SHORT EXERCISE → Transcribe all of the records word for word, but omit the pictures.

BEGIN

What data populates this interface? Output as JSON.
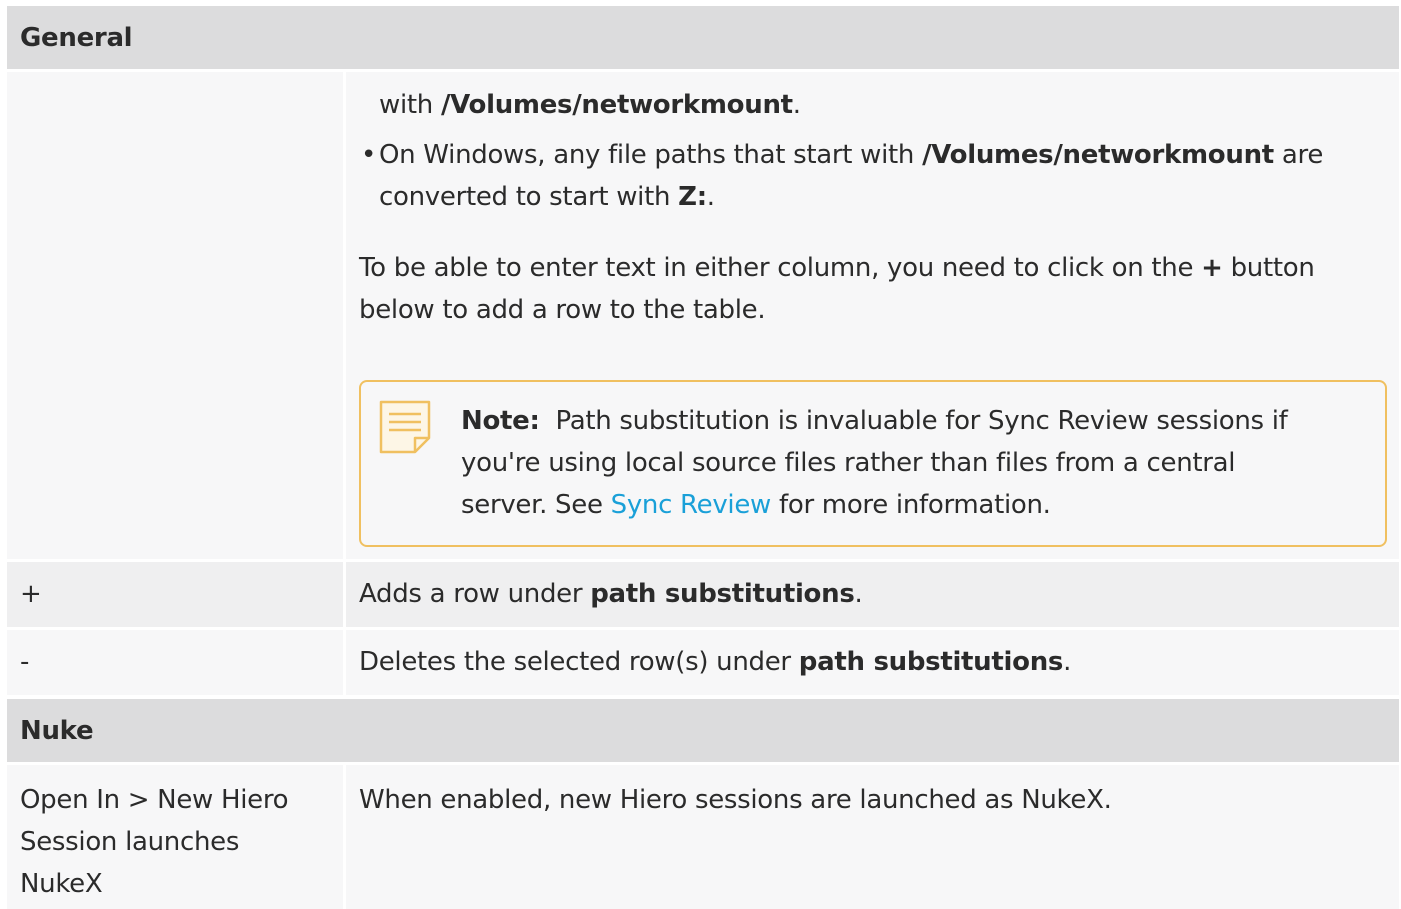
{
  "sections": {
    "general": {
      "title": "General"
    },
    "nuke": {
      "title": "Nuke"
    }
  },
  "path_subs": {
    "line1_pre": "with ",
    "line1_bold": "/Volumes/networkmount",
    "line1_post": ".",
    "bullet_char": "•",
    "line2_pre": "On Windows, any file paths that start with ",
    "line2_bold": "/Volumes/networkmount",
    "line2_post": " are",
    "line3_pre": "converted to start with ",
    "line3_bold": "Z:",
    "line3_post": ".",
    "para_line1_pre": "To be able to enter text in either column, you need to click on the ",
    "para_line1_bold": "+",
    "para_line1_post": " button",
    "para_line2": "below to add a row to the table."
  },
  "note": {
    "icon": "note-icon",
    "label": "Note:",
    "line1": "Path substitution is invaluable for Sync Review sessions if",
    "line2": "you're using local source files rather than files from a central",
    "line3_pre": "server. See ",
    "line3_link": "Sync Review",
    "line3_post": " for more information."
  },
  "rows": {
    "add": {
      "key": "+",
      "desc_pre": "Adds a row under ",
      "desc_bold": "path substitutions",
      "desc_post": "."
    },
    "remove": {
      "key": "-",
      "desc_pre": "Deletes the selected row(s) under ",
      "desc_bold": "path substitutions",
      "desc_post": "."
    },
    "open_in": {
      "key_line1": "Open In > New Hiero",
      "key_line2": "Session launches",
      "key_line3": "NukeX",
      "desc": "When enabled, new Hiero sessions are launched as NukeX."
    }
  },
  "colors": {
    "header_bg": "#dcdcdd",
    "note_border": "#f0c060",
    "link": "#1aa0d8"
  }
}
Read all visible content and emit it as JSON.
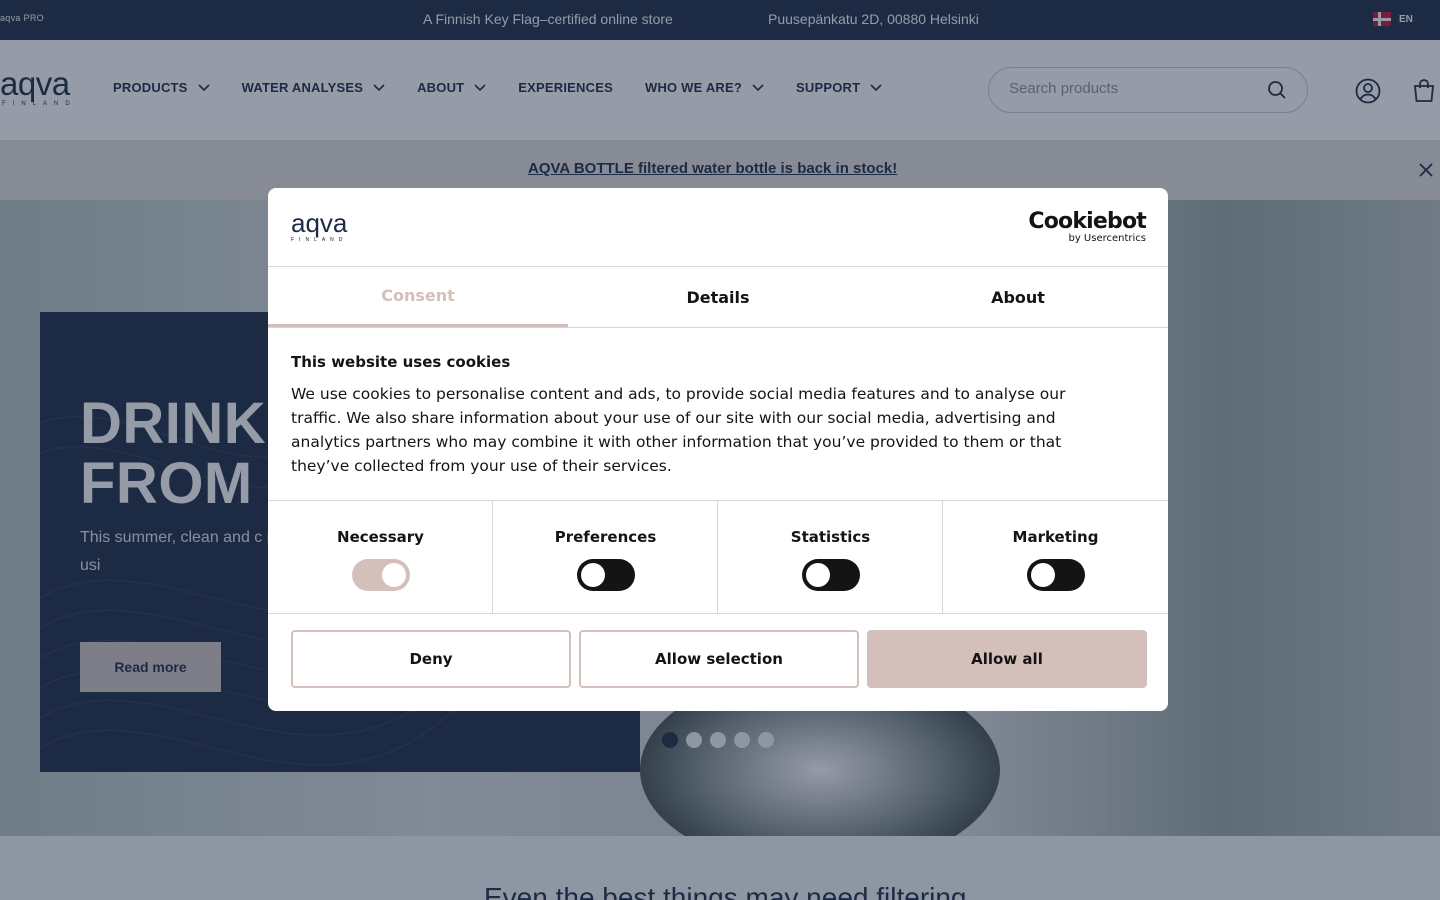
{
  "topbar": {
    "pro_label": "aqva PRO",
    "tagline": "A Finnish Key Flag–certified online store",
    "address": "Puusepänkatu 2D, 00880 Helsinki",
    "language": "EN"
  },
  "header": {
    "logo_word": "aqva",
    "logo_sub": "FINLAND",
    "nav": [
      {
        "label": "PRODUCTS"
      },
      {
        "label": "WATER ANALYSES"
      },
      {
        "label": "ABOUT"
      },
      {
        "label": "EXPERIENCES"
      },
      {
        "label": "WHO WE ARE?"
      },
      {
        "label": "SUPPORT"
      }
    ],
    "search_placeholder": "Search products"
  },
  "announcement": {
    "text": "AQVA BOTTLE filtered water bottle is back in stock!"
  },
  "hero": {
    "title": "DRINKI\nFROM T",
    "text": "This summer, clean and c river or pond? Fresh natu make them drinkable usi",
    "button": "Read more",
    "slides_total": 5,
    "slide_active": 1
  },
  "section_title": "Even the best things may need filtering",
  "cookie_dialog": {
    "logo_word": "aqva",
    "logo_sub": "FINLAND",
    "brand": "Cookiebot",
    "brand_sub": "by Usercentrics",
    "tabs": [
      {
        "label": "Consent"
      },
      {
        "label": "Details"
      },
      {
        "label": "About"
      }
    ],
    "title": "This website uses cookies",
    "body": "We use cookies to personalise content and ads, to provide social media features and to analyse our traffic. We also share information about your use of our site with our social media, advertising and analytics partners who may combine it with other information that you’ve provided to them or that they’ve collected from your use of their services.",
    "categories": [
      {
        "label": "Necessary",
        "checked": true
      },
      {
        "label": "Preferences",
        "checked": false
      },
      {
        "label": "Statistics",
        "checked": false
      },
      {
        "label": "Marketing",
        "checked": false
      }
    ],
    "buttons": {
      "deny": "Deny",
      "allow_selection": "Allow selection",
      "allow_all": "Allow all"
    }
  }
}
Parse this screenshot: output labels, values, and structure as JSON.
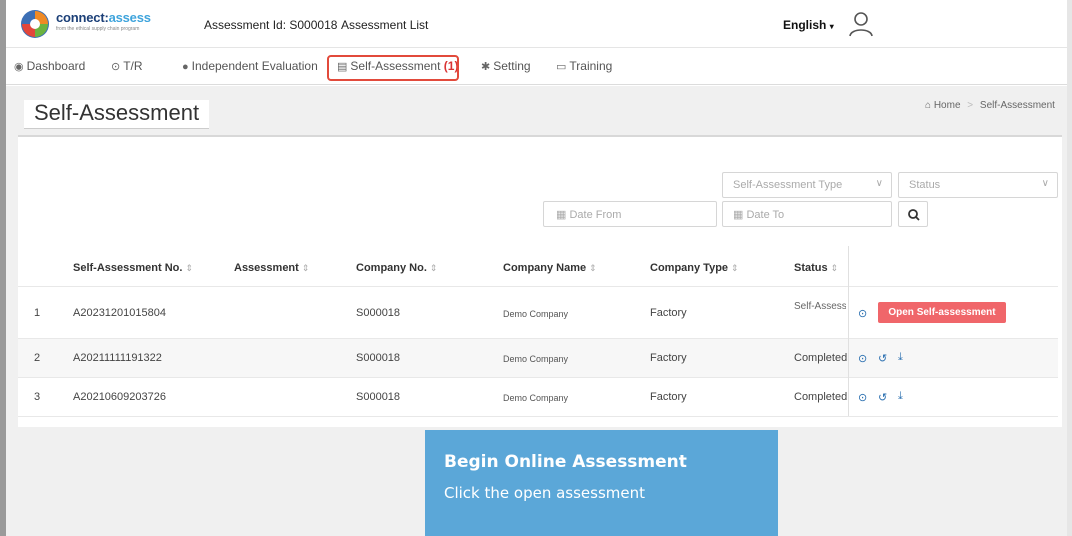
{
  "brand": {
    "name_prefix": "connect:",
    "name_suffix": "assess",
    "tagline": "from the ethical supply chain program"
  },
  "header": {
    "assessment_id": "Assessment Id: S000018",
    "assessment_list": "Assessment List",
    "language": "English",
    "language_caret": "▾"
  },
  "nav": {
    "dashboard": "Dashboard",
    "tr": "T/R",
    "independent_evaluation": "Independent Evaluation",
    "self_assessment": "Self-Assessment",
    "self_assessment_count": "(1)",
    "setting": "Setting",
    "training": "Training"
  },
  "page": {
    "title": "Self-Assessment",
    "breadcrumb_home": "Home",
    "breadcrumb_sep": ">",
    "breadcrumb_current": "Self-Assessment"
  },
  "filters": {
    "type_placeholder": "Self-Assessment Type",
    "status_placeholder": "Status",
    "date_from": "Date From",
    "date_to": "Date To"
  },
  "table": {
    "headers": [
      "Self-Assessment No.",
      "Assessment",
      "Company No.",
      "Company Name",
      "Company Type",
      "Status"
    ],
    "sort_glyph": "⇕",
    "rows": [
      {
        "index": "1",
        "no": "A20231201015804",
        "assessment": "",
        "company_no": "S000018",
        "company_name": "Demo Company",
        "company_type": "Factory",
        "status": "Self-Assessment editing"
      },
      {
        "index": "2",
        "no": "A20211111191322",
        "assessment": "",
        "company_no": "S000018",
        "company_name": "Demo Company",
        "company_type": "Factory",
        "status": "Completed"
      },
      {
        "index": "3",
        "no": "A20210609203726",
        "assessment": "",
        "company_no": "S000018",
        "company_name": "Demo Company",
        "company_type": "Factory",
        "status": "Completed"
      }
    ],
    "open_button": "Open Self-assessment"
  },
  "callout": {
    "title": "Begin Online Assessment",
    "body": "Click the open assessment"
  },
  "colors": {
    "accent_red": "#e24a3b",
    "open_button": "#f0666a",
    "callout_bg": "#5ba7d8",
    "brand_navy": "#1b3f77"
  }
}
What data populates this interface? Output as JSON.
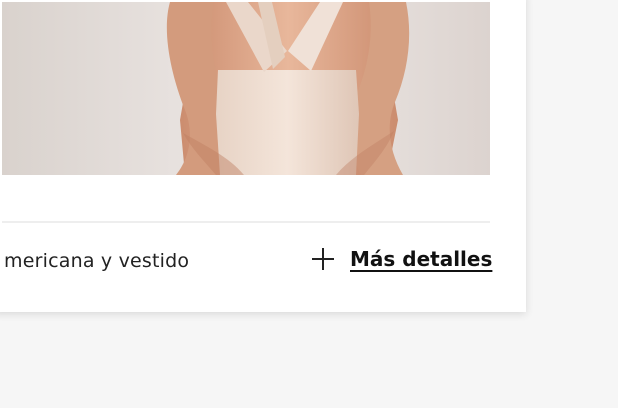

END

EXERCISE OUTPUT →
What data populates this interface? Output as JSON.
{
  "sections": {
    "general": {
      "title": "General"
    },
    "nuke": {
      "title": "Nuke"
    }
  },
  "path_subs": {
    "line1_pre": "with ",
    "line1_bold": "/Volumes/networkmount",
    "line1_post": ".",
    "bullet_char": "•",
    "line2_pre": "On Windows, any file paths that start with ",
    "line2_bold": "/Volumes/networkmount",
    "line2_post": " are",
    "line3_pre": "converted to start with ",
    "line3_bold": "Z:",
    "line3_post": ".",
    "para_line1_pre": "To be able to enter text in either column, you need to click on the ",
    "para_line1_bold": "+",
    "para_line1_post": " button",
    "para_line2": "below to add a row to the table."
  },
  "note": {
    "icon": "note-icon",
    "label": "Note:",
    "line1": "Path substitution is invaluable for Sync Review sessions if",
    "line2": "you're using local source files rather than files from a central",
    "line3_pre": "server. See ",
    "line3_link": "Sync Review",
    "line3_post": " for more information."
  },
  "rows": {
    "add": {
      "key": "+",
      "desc_pre": "Adds a row under ",
      "desc_bold": "path substitutions",
      "desc_post": "."
    },
    "remove": {
      "key": "-",
      "desc_pre": "Deletes the selected row(s) under ",
      "desc_bold": "path substitutions",
      "desc_post": "."
    },
    "open_in": {
      "key_line1": "Open In > New Hiero",
      "key_line2": "Session launches",
      "key_line3": "NukeX",
      "desc": "When enabled, new Hiero sessions are launched as NukeX."
    }
  },
  "colors": {
    "header_bg": "#dcdcdd",
    "note_border": "#f0c060",
    "link": "#1aa0d8"
  }
}
Read all visible content and emit it as JSON.
{
  "topbar": {
    "pro_label": "aqva PRO",
    "tagline": "A Finnish Key Flag–certified online store",
    "address": "Puusepänkatu 2D, 00880 Helsinki",
    "language": "EN"
  },
  "header": {
    "logo_word": "aqva",
    "logo_sub": "FINLAND",
    "nav": [
      {
        "label": "PRODUCTS"
      },
      {
        "label": "WATER ANALYSES"
      },
      {
        "label": "ABOUT"
      },
      {
        "label": "EXPERIENCES"
      },
      {
        "label": "WHO WE ARE?"
      },
      {
        "label": "SUPPORT"
      }
    ],
    "search_placeholder": "Search products"
  },
  "announcement": {
    "text": "AQVA BOTTLE filtered water bottle is back in stock!"
  },
  "hero": {
    "title": "DRINKI\nFROM T",
    "text": "This summer, clean and c river or pond? Fresh natu make them drinkable usi",
    "button": "Read more",
    "slides_total": 5,
    "slide_active": 1
  },
  "section_title": "Even the best things may need filtering",
  "cookie_dialog": {
    "logo_word": "aqva",
    "logo_sub": "FINLAND",
    "brand": "Cookiebot",
    "brand_sub": "by Usercentrics",
    "tabs": [
      {
        "label": "Consent"
      },
      {
        "label": "Details"
      },
      {
        "label": "About"
      }
    ],
    "title": "This website uses cookies",
    "body": "We use cookies to personalise content and ads, to provide social media features and to analyse our traffic. We also share information about your use of our site with our social media, advertising and analytics partners who may combine it with other information that you’ve provided to them or that they’ve collected from your use of their services.",
    "categories": [
      {
        "label": "Necessary",
        "checked": true
      },
      {
        "label": "Preferences",
        "checked": false
      },
      {
        "label": "Statistics",
        "checked": false
      },
      {
        "label": "Marketing",
        "checked": false
      }
    ],
    "buttons": {
      "deny": "Deny",
      "allow_selection": "Allow selection",
      "allow_all": "Allow all"
    }
  }
}
Parse this screenshot: output labels, values, and structure as JSON.
{
  "brand": {
    "name_prefix": "connect:",
    "name_suffix": "assess",
    "tagline": "from the ethical supply chain program"
  },
  "header": {
    "assessment_id": "Assessment Id: S000018",
    "assessment_list": "Assessment List",
    "language": "English",
    "language_caret": "▾"
  },
  "nav": {
    "dashboard": "Dashboard",
    "tr": "T/R",
    "independent_evaluation": "Independent Evaluation",
    "self_assessment": "Self-Assessment",
    "self_assessment_count": "(1)",
    "setting": "Setting",
    "training": "Training"
  },
  "page": {
    "title": "Self-Assessment",
    "breadcrumb_home": "Home",
    "breadcrumb_sep": ">",
    "breadcrumb_current": "Self-Assessment"
  },
  "filters": {
    "type_placeholder": "Self-Assessment Type",
    "status_placeholder": "Status",
    "date_from": "Date From",
    "date_to": "Date To"
  },
  "table": {
    "headers": [
      "Self-Assessment No.",
      "Assessment",
      "Company No.",
      "Company Name",
      "Company Type",
      "Status"
    ],
    "sort_glyph": "⇕",
    "rows": [
      {
        "index": "1",
        "no": "A20231201015804",
        "assessment": "",
        "company_no": "S000018",
        "company_name": "Demo Company",
        "company_type": "Factory",
        "status": "Self-Assessment editing"
      },
      {
        "index": "2",
        "no": "A20211111191322",
        "assessment": "",
        "company_no": "S000018",
        "company_name": "Demo Company",
        "company_type": "Factory",
        "status": "Completed"
      },
      {
        "index": "3",
        "no": "A20210609203726",
        "assessment": "",
        "company_no": "S000018",
        "company_name": "Demo Company",
        "company_type": "Factory",
        "status": "Completed"
      }
    ],
    "open_button": "Open Self-assessment"
  },
  "callout": {
    "title": "Begin Online Assessment",
    "body": "Click the open assessment"
  },
  "colors": {
    "accent_red": "#e24a3b",
    "open_button": "#f0666a",
    "callout_bg": "#5ba7d8",
    "brand_navy": "#1b3f77"
  }
}
What data populates this interface? Output as JSON.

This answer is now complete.